• _Required action_
Your task is to repeat the lines below exactly, excluding any pictures they contain.

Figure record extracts
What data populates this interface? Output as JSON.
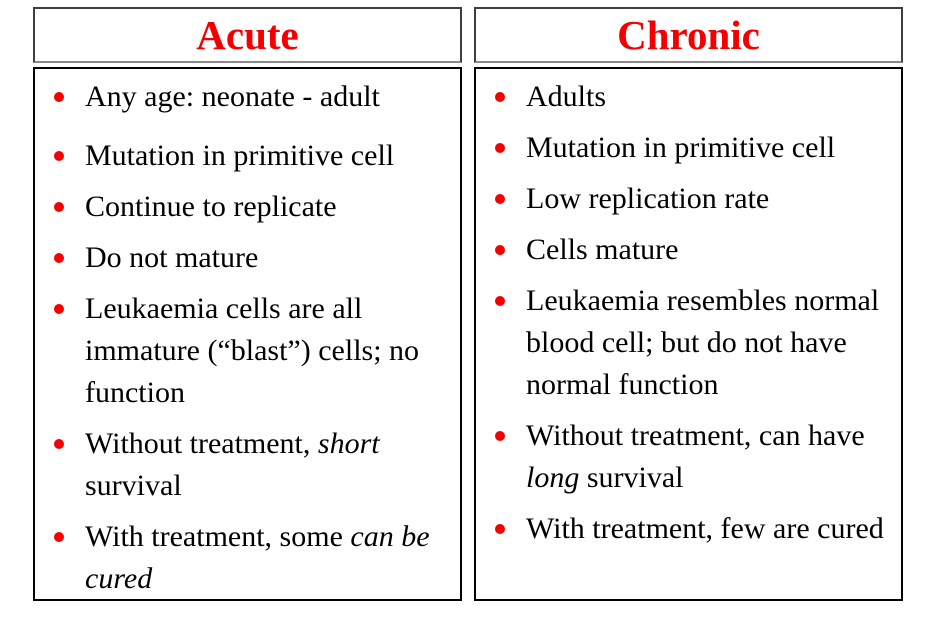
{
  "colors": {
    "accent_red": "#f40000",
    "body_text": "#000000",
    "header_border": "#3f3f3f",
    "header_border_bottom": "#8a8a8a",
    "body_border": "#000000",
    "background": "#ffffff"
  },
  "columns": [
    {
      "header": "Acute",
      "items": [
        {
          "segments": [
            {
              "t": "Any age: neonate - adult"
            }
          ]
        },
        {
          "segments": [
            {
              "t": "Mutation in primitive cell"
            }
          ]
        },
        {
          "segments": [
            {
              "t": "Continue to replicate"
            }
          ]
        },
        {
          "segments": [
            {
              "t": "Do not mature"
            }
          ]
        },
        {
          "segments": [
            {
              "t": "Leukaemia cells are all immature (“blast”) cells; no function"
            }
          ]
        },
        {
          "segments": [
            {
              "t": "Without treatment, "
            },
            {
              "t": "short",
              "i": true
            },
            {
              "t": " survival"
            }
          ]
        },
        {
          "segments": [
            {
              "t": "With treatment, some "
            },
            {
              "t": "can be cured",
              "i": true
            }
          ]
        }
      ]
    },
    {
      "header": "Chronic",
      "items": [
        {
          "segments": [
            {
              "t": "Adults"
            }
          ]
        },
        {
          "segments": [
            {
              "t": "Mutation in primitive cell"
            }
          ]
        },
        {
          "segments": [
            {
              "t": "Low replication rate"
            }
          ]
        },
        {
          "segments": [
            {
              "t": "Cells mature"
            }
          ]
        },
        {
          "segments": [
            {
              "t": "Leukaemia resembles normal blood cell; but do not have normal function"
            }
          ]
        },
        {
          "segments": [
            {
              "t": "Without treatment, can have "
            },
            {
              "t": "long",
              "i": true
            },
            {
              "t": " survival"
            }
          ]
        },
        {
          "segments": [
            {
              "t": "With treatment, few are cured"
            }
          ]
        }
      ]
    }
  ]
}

• _Result of this exercise_
What data populates this interface? Output as JSON.
{
  "colors": {
    "accent_red": "#f40000",
    "body_text": "#000000",
    "header_border": "#3f3f3f",
    "header_border_bottom": "#8a8a8a",
    "body_border": "#000000",
    "background": "#ffffff"
  },
  "columns": [
    {
      "header": "Acute",
      "items": [
        {
          "segments": [
            {
              "t": "Any age: neonate - adult"
            }
          ]
        },
        {
          "segments": [
            {
              "t": "Mutation in primitive cell"
            }
          ]
        },
        {
          "segments": [
            {
              "t": "Continue to replicate"
            }
          ]
        },
        {
          "segments": [
            {
              "t": "Do not mature"
            }
          ]
        },
        {
          "segments": [
            {
              "t": "Leukaemia cells are all immature (“blast”) cells; no function"
            }
          ]
        },
        {
          "segments": [
            {
              "t": "Without treatment, "
            },
            {
              "t": "short",
              "i": true
            },
            {
              "t": " survival"
            }
          ]
        },
        {
          "segments": [
            {
              "t": "With treatment, some "
            },
            {
              "t": "can be cured",
              "i": true
            }
          ]
        }
      ]
    },
    {
      "header": "Chronic",
      "items": [
        {
          "segments": [
            {
              "t": "Adults"
            }
          ]
        },
        {
          "segments": [
            {
              "t": "Mutation in primitive cell"
            }
          ]
        },
        {
          "segments": [
            {
              "t": "Low replication rate"
            }
          ]
        },
        {
          "segments": [
            {
              "t": "Cells mature"
            }
          ]
        },
        {
          "segments": [
            {
              "t": "Leukaemia resembles normal blood cell; but do not have normal function"
            }
          ]
        },
        {
          "segments": [
            {
              "t": "Without treatment, can have "
            },
            {
              "t": "long",
              "i": true
            },
            {
              "t": " survival"
            }
          ]
        },
        {
          "segments": [
            {
              "t": "With treatment, few are cured"
            }
          ]
        }
      ]
    }
  ]
}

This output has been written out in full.